• **Job**:
The records that follow must be repeated verbatim, every one of them.

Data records
▶
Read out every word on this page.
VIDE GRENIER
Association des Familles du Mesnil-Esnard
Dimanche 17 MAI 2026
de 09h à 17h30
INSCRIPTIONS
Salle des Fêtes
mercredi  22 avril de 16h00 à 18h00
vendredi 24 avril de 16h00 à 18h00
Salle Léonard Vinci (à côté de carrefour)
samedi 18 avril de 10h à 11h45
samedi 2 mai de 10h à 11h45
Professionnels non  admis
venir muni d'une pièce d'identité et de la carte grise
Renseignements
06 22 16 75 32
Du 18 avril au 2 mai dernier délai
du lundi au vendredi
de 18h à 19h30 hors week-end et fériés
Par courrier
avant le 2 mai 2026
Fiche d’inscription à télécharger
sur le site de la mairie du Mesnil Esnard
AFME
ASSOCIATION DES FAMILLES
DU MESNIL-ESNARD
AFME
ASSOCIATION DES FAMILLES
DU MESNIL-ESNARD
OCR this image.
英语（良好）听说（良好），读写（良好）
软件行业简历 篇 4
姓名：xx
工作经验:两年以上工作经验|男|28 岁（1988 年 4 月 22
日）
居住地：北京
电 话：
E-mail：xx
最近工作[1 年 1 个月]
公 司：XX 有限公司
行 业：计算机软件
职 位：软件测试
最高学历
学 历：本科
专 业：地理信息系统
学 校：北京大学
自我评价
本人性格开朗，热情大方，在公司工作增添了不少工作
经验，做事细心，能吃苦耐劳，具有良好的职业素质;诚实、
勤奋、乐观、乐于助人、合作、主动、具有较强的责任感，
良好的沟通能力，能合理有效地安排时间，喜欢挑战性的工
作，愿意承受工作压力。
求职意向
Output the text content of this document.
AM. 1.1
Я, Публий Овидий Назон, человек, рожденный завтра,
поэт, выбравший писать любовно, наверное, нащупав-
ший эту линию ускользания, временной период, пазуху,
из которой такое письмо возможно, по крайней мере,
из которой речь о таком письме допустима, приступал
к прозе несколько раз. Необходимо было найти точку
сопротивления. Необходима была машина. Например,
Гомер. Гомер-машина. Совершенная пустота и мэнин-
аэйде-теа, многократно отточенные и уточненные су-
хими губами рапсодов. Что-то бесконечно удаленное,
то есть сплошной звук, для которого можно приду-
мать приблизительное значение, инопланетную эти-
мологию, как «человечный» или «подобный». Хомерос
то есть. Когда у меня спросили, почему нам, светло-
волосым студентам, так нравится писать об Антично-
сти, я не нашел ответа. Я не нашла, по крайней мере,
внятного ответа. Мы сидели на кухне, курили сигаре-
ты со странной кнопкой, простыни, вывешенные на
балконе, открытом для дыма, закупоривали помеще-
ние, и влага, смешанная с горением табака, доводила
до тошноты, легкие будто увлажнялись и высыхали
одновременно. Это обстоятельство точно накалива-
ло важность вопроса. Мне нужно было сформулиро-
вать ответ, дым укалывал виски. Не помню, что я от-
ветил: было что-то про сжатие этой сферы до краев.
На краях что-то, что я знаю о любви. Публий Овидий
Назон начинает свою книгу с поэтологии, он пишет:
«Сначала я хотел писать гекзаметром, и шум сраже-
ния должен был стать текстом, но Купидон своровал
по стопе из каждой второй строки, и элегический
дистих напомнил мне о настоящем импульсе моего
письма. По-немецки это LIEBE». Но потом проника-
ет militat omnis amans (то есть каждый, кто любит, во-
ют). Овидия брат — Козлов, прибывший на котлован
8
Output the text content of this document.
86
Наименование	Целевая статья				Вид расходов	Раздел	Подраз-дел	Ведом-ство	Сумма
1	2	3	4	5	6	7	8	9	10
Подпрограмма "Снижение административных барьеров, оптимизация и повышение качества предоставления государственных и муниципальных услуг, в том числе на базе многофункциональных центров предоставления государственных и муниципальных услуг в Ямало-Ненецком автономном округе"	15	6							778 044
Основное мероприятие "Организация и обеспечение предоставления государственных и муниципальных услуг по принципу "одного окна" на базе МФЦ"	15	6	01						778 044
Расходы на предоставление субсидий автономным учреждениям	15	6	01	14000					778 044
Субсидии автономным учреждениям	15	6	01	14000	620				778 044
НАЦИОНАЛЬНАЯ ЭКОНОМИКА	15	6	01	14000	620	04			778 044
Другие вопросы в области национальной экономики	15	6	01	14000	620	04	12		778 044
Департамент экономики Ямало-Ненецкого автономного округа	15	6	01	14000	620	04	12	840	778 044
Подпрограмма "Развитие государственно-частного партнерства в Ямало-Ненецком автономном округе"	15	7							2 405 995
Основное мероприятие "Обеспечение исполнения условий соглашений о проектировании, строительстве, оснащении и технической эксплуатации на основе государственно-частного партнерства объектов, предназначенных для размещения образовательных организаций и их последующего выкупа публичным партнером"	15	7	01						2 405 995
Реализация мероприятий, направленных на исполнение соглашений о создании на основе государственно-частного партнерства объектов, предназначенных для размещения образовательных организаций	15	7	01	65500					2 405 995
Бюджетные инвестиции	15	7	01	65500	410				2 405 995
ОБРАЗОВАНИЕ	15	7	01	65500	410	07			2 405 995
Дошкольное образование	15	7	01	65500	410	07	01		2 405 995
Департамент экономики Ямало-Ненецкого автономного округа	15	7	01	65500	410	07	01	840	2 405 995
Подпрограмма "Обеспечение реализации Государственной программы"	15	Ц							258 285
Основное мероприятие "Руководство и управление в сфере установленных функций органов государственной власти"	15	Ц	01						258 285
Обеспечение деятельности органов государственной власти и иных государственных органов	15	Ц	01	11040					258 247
◀
• **Exercise solution**:
Read out every word on this page.
VIDE GRENIER
Association des Familles du Mesnil-Esnard
Dimanche 17 MAI 2026
de 09h à 17h30
INSCRIPTIONS
Salle des Fêtes
mercredi  22 avril de 16h00 à 18h00
vendredi 24 avril de 16h00 à 18h00
Salle Léonard Vinci (à côté de carrefour)
samedi 18 avril de 10h à 11h45
samedi 2 mai de 10h à 11h45
Professionnels non  admis
venir muni d'une pièce d'identité et de la carte grise
Renseignements
06 22 16 75 32
Du 18 avril au 2 mai dernier délai
du lundi au vendredi
de 18h à 19h30 hors week-end et fériés
Par courrier
avant le 2 mai 2026
Fiche d’inscription à télécharger
sur le site de la mairie du Mesnil Esnard
AFME
ASSOCIATION DES FAMILLES
DU MESNIL-ESNARD
AFME
ASSOCIATION DES FAMILLES
DU MESNIL-ESNARD
OCR this image.
英语（良好）听说（良好），读写（良好）
软件行业简历 篇 4
姓名：xx
工作经验:两年以上工作经验|男|28 岁（1988 年 4 月 22
日）
居住地：北京
电 话：
E-mail：xx
最近工作[1 年 1 个月]
公 司：XX 有限公司
行 业：计算机软件
职 位：软件测试
最高学历
学 历：本科
专 业：地理信息系统
学 校：北京大学
自我评价
本人性格开朗，热情大方，在公司工作增添了不少工作
经验，做事细心，能吃苦耐劳，具有良好的职业素质;诚实、
勤奋、乐观、乐于助人、合作、主动、具有较强的责任感，
良好的沟通能力，能合理有效地安排时间，喜欢挑战性的工
作，愿意承受工作压力。
求职意向
Output the text content of this document.
AM. 1.1
Я, Публий Овидий Назон, человек, рожденный завтра,
поэт, выбравший писать любовно, наверное, нащупав-
ший эту линию ускользания, временной период, пазуху,
из которой такое письмо возможно, по крайней мере,
из которой речь о таком письме допустима, приступал
к прозе несколько раз. Необходимо было найти точку
сопротивления. Необходима была машина. Например,
Гомер. Гомер-машина. Совершенная пустота и мэнин-
аэйде-теа, многократно отточенные и уточненные су-
хими губами рапсодов. Что-то бесконечно удаленное,
то есть сплошной звук, для которого можно приду-
мать приблизительное значение, инопланетную эти-
мологию, как «человечный» или «подобный». Хомерос
то есть. Когда у меня спросили, почему нам, светло-
волосым студентам, так нравится писать об Антично-
сти, я не нашел ответа. Я не нашла, по крайней мере,
внятного ответа. Мы сидели на кухне, курили сигаре-
ты со странной кнопкой, простыни, вывешенные на
балконе, открытом для дыма, закупоривали помеще-
ние, и влага, смешанная с горением табака, доводила
до тошноты, легкие будто увлажнялись и высыхали
одновременно. Это обстоятельство точно накалива-
ло важность вопроса. Мне нужно было сформулиро-
вать ответ, дым укалывал виски. Не помню, что я от-
ветил: было что-то про сжатие этой сферы до краев.
На краях что-то, что я знаю о любви. Публий Овидий
Назон начинает свою книгу с поэтологии, он пишет:
«Сначала я хотел писать гекзаметром, и шум сраже-
ния должен был стать текстом, но Купидон своровал
по стопе из каждой второй строки, и элегический
дистих напомнил мне о настоящем импульсе моего
письма. По-немецки это LIEBE». Но потом проника-
ет militat omnis amans (то есть каждый, кто любит, во-
ют). Овидия брат — Козлов, прибывший на котлован
8
Output the text content of this document.
86
Наименование	Целевая статья				Вид расходов	Раздел	Подраз-дел	Ведом-ство	Сумма
1	2	3	4	5	6	7	8	9	10
Подпрограмма "Снижение административных барьеров, оптимизация и повышение качества предоставления государственных и муниципальных услуг, в том числе на базе многофункциональных центров предоставления государственных и муниципальных услуг в Ямало-Ненецком автономном округе"	15	6							778 044
Основное мероприятие "Организация и обеспечение предоставления государственных и муниципальных услуг по принципу "одного окна" на базе МФЦ"	15	6	01						778 044
Расходы на предоставление субсидий автономным учреждениям	15	6	01	14000					778 044
Субсидии автономным учреждениям	15	6	01	14000	620				778 044
НАЦИОНАЛЬНАЯ ЭКОНОМИКА	15	6	01	14000	620	04			778 044
Другие вопросы в области национальной экономики	15	6	01	14000	620	04	12		778 044
Департамент экономики Ямало-Ненецкого автономного округа	15	6	01	14000	620	04	12	840	778 044
Подпрограмма "Развитие государственно-частного партнерства в Ямало-Ненецком автономном округе"	15	7							2 405 995
Основное мероприятие "Обеспечение исполнения условий соглашений о проектировании, строительстве, оснащении и технической эксплуатации на основе государственно-частного партнерства объектов, предназначенных для размещения образовательных организаций и их последующего выкупа публичным партнером"	15	7	01						2 405 995
Реализация мероприятий, направленных на исполнение соглашений о создании на основе государственно-частного партнерства объектов, предназначенных для размещения образовательных организаций	15	7	01	65500					2 405 995
Бюджетные инвестиции	15	7	01	65500	410				2 405 995
ОБРАЗОВАНИЕ	15	7	01	65500	410	07			2 405 995
Дошкольное образование	15	7	01	65500	410	07	01		2 405 995
Департамент экономики Ямало-Ненецкого автономного округа	15	7	01	65500	410	07	01	840	2 405 995
Подпрограмма "Обеспечение реализации Государственной программы"	15	Ц							258 285
Основное мероприятие "Руководство и управление в сфере установленных функций органов государственной власти"	15	Ц	01						258 285
Обеспечение деятельности органов государственной власти и иных государственных органов	15	Ц	01	11040					258 247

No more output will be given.